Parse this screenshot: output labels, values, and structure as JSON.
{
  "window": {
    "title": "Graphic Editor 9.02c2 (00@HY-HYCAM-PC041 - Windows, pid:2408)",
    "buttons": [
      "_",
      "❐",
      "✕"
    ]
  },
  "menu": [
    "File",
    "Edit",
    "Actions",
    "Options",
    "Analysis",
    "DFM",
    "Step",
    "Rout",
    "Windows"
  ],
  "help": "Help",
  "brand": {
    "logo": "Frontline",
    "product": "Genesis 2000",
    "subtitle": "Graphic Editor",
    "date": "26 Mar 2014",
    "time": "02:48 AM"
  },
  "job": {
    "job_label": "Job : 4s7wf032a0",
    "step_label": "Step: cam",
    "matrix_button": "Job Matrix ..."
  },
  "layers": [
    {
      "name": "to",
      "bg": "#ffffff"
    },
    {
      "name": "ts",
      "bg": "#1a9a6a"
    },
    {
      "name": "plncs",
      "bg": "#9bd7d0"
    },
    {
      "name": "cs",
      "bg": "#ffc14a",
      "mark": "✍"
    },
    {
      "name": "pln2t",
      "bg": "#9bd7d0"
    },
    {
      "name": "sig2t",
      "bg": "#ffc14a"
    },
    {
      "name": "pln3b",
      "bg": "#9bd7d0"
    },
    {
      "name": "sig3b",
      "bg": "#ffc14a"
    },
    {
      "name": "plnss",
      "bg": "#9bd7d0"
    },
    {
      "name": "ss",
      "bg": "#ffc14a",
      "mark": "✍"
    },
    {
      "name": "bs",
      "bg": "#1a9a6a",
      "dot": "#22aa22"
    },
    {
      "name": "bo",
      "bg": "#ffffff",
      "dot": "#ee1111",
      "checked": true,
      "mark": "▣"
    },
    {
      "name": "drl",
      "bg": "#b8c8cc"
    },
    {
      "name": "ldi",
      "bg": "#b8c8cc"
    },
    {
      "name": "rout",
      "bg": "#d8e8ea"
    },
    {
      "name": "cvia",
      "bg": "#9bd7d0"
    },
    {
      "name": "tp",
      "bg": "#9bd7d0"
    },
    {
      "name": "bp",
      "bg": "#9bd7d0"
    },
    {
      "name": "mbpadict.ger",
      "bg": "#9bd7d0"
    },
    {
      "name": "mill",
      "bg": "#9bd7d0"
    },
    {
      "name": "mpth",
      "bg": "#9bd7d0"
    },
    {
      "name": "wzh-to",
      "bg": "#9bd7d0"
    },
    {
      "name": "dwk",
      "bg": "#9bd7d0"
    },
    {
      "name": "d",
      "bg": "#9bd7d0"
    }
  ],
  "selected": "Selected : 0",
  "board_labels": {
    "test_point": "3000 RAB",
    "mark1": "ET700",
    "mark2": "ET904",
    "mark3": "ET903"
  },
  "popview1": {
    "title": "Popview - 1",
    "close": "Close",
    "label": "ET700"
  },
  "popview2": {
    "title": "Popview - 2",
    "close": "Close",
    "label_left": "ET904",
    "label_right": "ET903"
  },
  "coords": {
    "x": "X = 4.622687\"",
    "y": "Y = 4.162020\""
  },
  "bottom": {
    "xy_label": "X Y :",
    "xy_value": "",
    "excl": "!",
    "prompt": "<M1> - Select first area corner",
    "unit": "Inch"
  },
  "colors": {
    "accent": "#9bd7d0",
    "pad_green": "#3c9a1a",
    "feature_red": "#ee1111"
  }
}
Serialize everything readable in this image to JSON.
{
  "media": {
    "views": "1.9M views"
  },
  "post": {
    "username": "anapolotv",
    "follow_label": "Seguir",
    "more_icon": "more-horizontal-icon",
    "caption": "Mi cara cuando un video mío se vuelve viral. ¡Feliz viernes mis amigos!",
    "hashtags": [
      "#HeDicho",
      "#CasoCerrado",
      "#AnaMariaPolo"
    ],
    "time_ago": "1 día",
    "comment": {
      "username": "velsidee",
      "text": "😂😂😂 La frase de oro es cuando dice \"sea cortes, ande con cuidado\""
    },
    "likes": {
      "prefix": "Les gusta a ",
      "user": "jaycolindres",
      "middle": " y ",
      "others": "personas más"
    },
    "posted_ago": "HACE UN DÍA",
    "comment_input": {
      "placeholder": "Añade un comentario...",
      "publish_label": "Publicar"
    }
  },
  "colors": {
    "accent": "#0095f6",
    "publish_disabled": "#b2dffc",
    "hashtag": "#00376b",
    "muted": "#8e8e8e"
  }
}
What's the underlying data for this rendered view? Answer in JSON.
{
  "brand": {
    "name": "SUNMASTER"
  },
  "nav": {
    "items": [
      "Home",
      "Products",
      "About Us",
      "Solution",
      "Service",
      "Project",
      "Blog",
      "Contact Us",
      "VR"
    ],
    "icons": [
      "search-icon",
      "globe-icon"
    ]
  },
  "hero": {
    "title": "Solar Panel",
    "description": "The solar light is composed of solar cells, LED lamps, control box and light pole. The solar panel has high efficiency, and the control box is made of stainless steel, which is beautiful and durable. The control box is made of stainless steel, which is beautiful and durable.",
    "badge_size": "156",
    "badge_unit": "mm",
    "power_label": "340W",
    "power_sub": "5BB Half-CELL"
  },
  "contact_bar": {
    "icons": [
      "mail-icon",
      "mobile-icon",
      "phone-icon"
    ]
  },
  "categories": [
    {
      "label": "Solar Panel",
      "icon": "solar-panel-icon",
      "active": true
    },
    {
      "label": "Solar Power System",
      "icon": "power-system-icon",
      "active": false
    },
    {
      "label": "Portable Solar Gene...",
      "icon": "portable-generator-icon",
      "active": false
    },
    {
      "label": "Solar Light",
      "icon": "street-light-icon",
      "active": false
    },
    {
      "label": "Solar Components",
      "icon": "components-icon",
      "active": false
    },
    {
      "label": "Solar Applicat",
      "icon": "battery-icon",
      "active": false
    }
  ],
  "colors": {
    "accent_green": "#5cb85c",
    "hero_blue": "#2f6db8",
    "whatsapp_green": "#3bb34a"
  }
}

# # # #

PROBLEM TO WORK ON → Identify how many lines in the entries above include the string "Editor", then state that number alone.

RESULT OF THIS EXERCISE → 2